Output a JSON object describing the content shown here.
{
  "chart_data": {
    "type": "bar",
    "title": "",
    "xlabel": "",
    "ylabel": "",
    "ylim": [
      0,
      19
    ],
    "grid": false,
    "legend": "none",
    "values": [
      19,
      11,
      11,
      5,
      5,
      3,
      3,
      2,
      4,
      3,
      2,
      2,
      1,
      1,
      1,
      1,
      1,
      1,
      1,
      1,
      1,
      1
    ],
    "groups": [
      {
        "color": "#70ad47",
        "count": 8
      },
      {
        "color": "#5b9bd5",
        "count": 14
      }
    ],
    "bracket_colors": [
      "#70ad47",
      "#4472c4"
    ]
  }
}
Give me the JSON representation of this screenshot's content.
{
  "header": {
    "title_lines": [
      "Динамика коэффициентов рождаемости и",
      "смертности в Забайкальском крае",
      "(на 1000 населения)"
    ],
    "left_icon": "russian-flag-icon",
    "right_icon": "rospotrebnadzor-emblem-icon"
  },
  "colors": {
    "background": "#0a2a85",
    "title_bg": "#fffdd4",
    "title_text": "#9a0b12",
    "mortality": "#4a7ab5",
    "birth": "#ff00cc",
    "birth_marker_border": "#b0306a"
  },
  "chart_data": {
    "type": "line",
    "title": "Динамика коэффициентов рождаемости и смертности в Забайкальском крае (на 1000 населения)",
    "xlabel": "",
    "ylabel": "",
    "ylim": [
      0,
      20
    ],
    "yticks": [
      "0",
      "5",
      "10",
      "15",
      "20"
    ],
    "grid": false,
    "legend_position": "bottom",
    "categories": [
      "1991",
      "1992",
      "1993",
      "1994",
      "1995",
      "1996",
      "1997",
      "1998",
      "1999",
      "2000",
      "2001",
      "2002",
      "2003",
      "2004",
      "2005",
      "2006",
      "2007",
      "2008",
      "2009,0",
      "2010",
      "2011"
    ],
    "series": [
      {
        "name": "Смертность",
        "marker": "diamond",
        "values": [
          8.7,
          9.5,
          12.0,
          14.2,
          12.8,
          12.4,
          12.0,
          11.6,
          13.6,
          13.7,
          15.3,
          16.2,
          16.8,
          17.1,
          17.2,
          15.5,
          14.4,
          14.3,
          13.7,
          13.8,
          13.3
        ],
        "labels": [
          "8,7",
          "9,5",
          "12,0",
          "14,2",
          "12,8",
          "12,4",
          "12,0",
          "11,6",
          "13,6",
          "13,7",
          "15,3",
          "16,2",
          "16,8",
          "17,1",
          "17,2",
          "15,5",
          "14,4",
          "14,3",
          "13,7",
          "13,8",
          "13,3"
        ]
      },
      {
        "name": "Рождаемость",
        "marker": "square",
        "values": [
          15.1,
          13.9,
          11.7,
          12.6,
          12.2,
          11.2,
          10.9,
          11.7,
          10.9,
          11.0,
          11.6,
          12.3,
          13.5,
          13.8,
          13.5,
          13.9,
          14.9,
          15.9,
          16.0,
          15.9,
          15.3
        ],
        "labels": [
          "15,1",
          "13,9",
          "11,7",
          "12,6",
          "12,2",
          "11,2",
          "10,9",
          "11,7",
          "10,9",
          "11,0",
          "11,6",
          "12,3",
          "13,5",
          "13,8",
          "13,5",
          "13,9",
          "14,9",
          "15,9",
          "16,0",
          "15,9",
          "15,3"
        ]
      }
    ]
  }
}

= = =

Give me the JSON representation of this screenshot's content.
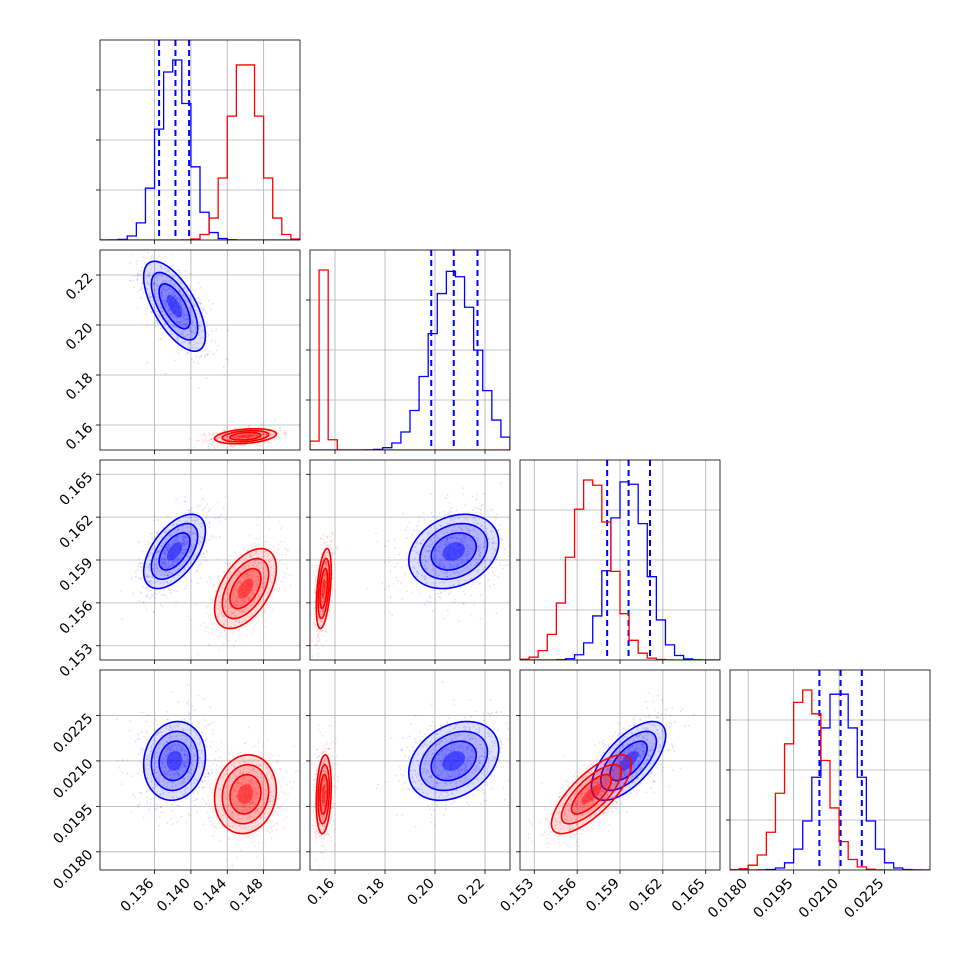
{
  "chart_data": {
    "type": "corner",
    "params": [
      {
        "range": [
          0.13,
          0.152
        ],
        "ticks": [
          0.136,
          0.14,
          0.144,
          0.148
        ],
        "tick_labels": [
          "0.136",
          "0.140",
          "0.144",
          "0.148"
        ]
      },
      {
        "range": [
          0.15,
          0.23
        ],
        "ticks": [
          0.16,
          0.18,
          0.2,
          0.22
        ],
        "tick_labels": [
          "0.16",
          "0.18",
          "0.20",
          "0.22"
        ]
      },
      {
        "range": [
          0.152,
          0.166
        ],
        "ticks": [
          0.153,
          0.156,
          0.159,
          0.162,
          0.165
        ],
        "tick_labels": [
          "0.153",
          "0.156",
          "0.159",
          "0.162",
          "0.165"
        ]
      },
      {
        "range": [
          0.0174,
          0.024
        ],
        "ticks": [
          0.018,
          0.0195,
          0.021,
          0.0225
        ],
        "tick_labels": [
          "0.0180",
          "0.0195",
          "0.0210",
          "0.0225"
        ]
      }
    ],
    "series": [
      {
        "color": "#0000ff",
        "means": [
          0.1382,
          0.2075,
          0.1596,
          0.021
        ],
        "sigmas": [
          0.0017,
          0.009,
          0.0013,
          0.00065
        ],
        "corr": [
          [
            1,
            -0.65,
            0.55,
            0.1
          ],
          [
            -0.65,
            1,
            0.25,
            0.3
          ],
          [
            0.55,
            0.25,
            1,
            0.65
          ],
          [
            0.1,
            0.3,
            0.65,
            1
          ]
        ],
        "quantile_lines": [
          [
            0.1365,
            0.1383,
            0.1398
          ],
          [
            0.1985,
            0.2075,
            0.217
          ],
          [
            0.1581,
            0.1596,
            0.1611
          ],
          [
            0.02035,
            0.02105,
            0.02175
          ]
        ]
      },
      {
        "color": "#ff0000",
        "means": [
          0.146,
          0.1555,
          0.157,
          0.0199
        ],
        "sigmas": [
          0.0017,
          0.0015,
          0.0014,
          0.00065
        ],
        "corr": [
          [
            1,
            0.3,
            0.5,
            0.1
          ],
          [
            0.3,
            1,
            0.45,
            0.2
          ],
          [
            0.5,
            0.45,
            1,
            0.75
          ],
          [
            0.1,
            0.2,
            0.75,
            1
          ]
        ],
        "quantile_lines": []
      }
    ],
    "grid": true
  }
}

= = =

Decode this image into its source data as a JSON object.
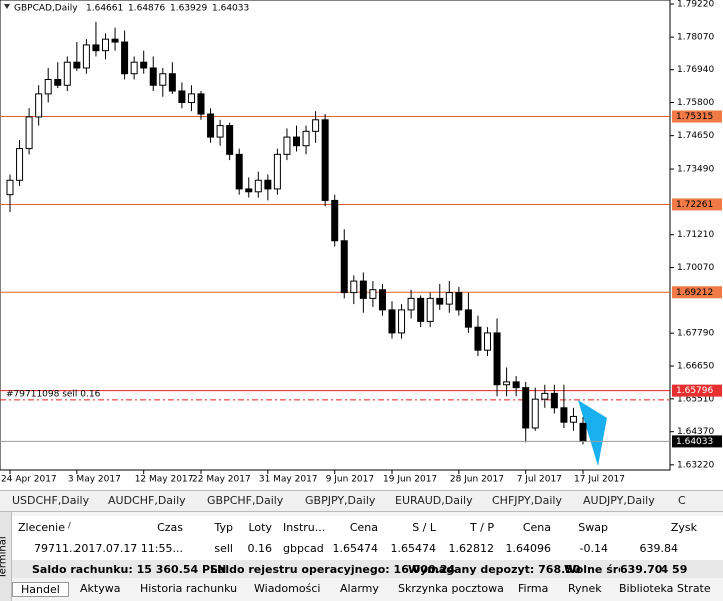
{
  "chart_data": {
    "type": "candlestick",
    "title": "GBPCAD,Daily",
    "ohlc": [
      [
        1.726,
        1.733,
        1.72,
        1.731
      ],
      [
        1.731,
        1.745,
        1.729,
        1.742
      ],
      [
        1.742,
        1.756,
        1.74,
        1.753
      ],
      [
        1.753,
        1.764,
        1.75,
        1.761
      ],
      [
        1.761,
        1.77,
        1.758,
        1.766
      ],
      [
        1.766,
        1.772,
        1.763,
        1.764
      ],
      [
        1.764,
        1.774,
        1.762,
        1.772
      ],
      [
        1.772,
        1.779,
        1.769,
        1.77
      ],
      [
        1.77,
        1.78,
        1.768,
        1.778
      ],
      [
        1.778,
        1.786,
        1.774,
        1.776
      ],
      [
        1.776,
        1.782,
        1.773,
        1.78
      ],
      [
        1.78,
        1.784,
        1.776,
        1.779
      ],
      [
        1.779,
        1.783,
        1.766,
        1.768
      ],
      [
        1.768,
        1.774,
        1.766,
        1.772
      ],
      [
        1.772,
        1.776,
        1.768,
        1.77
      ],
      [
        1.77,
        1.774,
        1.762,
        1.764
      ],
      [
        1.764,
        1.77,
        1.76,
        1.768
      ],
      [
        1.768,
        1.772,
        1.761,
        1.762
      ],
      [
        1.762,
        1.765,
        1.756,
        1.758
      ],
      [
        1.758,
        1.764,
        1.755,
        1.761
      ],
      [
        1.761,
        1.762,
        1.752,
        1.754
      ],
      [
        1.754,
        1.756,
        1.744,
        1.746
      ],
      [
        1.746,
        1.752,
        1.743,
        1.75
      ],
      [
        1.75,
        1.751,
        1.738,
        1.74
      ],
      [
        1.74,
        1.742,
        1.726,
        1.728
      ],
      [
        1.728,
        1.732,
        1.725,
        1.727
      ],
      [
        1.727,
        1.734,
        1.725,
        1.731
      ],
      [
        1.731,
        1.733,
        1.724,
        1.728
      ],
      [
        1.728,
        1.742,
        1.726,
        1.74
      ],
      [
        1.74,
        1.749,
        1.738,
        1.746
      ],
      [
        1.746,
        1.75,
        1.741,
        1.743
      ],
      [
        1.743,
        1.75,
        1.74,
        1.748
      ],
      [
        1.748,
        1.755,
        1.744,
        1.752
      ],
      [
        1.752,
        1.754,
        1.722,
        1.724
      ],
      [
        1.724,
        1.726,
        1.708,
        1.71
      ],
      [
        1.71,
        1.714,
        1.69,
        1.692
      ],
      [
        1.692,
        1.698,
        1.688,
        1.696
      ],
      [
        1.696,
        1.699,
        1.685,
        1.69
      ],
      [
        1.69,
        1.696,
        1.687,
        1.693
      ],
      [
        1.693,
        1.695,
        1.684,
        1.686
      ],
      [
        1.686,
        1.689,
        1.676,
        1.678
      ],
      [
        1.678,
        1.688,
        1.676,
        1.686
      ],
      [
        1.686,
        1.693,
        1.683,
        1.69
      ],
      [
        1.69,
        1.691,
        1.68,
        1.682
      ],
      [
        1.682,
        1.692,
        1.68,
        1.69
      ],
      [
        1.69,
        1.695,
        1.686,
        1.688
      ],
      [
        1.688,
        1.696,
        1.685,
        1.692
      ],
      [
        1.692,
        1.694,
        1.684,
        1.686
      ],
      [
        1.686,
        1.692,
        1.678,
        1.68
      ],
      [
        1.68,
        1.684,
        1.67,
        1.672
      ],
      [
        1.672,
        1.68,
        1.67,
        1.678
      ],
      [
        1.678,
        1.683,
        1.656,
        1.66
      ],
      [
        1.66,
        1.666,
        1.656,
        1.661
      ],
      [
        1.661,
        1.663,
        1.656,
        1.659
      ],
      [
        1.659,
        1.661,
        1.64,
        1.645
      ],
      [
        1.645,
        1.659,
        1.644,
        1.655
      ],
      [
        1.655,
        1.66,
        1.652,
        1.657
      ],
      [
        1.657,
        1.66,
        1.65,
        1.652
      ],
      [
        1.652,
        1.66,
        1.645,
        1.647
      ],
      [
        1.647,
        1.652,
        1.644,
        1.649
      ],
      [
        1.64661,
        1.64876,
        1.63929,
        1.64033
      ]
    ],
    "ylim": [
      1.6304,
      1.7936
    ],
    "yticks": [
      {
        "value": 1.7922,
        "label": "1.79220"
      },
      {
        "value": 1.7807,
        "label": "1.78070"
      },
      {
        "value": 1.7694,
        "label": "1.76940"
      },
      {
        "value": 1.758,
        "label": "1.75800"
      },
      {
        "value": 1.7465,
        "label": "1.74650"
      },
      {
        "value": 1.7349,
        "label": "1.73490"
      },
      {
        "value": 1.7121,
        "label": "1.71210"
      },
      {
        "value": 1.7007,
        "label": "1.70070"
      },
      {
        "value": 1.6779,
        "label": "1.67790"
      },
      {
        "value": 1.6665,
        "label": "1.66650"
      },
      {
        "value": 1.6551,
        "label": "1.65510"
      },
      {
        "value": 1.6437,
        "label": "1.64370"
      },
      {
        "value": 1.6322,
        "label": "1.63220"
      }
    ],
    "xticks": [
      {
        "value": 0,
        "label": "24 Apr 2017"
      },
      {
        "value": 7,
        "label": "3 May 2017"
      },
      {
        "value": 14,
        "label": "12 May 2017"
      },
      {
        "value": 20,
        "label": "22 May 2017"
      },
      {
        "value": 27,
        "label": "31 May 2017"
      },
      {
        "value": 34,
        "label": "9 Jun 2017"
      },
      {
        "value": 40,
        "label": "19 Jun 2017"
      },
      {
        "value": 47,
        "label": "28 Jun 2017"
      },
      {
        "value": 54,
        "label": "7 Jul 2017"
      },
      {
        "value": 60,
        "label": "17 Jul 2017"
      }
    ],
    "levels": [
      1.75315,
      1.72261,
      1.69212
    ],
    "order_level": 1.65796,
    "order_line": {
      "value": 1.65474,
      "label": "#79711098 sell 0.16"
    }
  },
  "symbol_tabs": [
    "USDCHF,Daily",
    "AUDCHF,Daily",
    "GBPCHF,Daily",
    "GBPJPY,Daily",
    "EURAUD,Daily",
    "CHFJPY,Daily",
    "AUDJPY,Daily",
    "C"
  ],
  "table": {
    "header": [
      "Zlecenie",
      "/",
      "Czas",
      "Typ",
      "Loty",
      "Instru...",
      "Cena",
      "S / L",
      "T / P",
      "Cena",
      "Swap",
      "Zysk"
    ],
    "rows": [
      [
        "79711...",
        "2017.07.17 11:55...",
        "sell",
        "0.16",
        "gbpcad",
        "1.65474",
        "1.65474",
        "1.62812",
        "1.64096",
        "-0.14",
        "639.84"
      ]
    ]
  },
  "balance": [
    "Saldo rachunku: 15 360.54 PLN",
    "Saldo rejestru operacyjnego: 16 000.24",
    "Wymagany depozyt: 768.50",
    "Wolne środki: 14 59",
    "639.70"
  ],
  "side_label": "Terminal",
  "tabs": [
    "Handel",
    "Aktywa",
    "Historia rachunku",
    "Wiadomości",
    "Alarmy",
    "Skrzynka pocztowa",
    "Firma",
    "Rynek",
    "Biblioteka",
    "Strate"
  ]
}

= = =

## Directions
Gather each line of the records holding the string "крае".

## Solution for this task
      "смертности в Забайкальском крае",
    "title": "Динамика коэффициентов рождаемости и смертности в Забайкальском крае (на 1000 населения)",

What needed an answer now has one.